* _PROVIDED RECORDS_:
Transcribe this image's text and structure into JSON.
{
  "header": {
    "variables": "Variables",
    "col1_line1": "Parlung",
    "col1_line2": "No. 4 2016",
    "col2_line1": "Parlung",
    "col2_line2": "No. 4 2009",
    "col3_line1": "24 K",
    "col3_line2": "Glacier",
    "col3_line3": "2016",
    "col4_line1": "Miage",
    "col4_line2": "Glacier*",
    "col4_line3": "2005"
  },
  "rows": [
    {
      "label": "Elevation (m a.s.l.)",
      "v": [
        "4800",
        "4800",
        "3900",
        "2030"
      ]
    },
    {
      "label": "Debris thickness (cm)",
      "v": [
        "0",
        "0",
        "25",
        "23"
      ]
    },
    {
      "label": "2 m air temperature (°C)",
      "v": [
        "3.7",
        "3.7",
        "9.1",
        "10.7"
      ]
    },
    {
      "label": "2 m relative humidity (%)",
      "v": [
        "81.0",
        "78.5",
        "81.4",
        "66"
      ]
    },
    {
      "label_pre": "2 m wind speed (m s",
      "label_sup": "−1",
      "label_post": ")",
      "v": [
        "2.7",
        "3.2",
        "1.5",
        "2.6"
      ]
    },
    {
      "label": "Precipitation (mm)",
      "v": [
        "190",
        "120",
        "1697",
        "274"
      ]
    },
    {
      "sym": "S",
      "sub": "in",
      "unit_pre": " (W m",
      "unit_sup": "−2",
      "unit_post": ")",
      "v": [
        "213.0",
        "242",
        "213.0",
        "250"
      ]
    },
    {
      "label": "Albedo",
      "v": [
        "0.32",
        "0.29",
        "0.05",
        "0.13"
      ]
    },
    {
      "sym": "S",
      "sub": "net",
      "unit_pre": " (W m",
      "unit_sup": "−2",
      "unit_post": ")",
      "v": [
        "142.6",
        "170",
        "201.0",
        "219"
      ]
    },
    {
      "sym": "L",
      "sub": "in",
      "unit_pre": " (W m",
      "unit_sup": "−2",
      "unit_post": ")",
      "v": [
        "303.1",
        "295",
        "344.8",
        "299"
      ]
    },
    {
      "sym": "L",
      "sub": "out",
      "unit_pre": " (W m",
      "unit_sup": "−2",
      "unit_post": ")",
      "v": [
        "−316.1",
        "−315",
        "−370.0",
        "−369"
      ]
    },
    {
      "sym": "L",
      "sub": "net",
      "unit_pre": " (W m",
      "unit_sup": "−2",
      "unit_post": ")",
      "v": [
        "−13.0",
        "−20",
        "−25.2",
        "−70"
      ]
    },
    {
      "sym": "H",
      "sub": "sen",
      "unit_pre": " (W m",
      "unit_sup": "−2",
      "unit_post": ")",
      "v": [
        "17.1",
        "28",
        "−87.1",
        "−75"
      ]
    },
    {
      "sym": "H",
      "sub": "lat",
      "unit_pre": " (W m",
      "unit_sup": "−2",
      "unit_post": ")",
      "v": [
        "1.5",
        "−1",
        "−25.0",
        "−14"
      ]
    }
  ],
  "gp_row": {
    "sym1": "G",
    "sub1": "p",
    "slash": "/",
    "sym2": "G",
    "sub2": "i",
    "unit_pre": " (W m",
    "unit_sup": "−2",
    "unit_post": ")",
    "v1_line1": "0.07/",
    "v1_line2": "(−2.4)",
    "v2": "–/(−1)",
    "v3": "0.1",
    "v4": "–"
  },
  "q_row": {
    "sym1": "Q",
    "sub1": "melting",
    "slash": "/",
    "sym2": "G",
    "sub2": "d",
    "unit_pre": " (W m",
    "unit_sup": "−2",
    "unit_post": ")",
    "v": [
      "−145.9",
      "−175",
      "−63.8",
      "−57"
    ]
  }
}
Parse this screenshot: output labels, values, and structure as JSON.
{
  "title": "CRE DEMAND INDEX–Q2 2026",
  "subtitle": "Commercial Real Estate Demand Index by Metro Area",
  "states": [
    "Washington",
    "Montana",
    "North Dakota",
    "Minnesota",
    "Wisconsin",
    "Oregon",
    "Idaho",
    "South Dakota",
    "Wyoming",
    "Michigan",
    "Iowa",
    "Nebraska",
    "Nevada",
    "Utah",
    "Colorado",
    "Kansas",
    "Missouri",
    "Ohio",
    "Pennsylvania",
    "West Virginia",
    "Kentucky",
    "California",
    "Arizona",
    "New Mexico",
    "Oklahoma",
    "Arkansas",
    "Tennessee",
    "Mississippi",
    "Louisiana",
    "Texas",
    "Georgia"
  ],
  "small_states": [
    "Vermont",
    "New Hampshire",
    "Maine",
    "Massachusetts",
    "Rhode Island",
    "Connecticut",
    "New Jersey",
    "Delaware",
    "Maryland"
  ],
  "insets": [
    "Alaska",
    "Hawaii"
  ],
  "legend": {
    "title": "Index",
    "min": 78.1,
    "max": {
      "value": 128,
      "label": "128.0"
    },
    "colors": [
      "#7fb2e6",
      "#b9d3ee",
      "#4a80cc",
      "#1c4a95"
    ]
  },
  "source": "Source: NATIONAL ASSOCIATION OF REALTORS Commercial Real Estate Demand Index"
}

* _DIRECTIONS_:
Take every line above carrying "Commercial" and return it.

* _THE RESPONSE_:
  "subtitle": "Commercial Real Estate Demand Index by Metro Area",
  "source": "Source: NATIONAL ASSOCIATION OF REALTORS Commercial Real Estate Demand Index"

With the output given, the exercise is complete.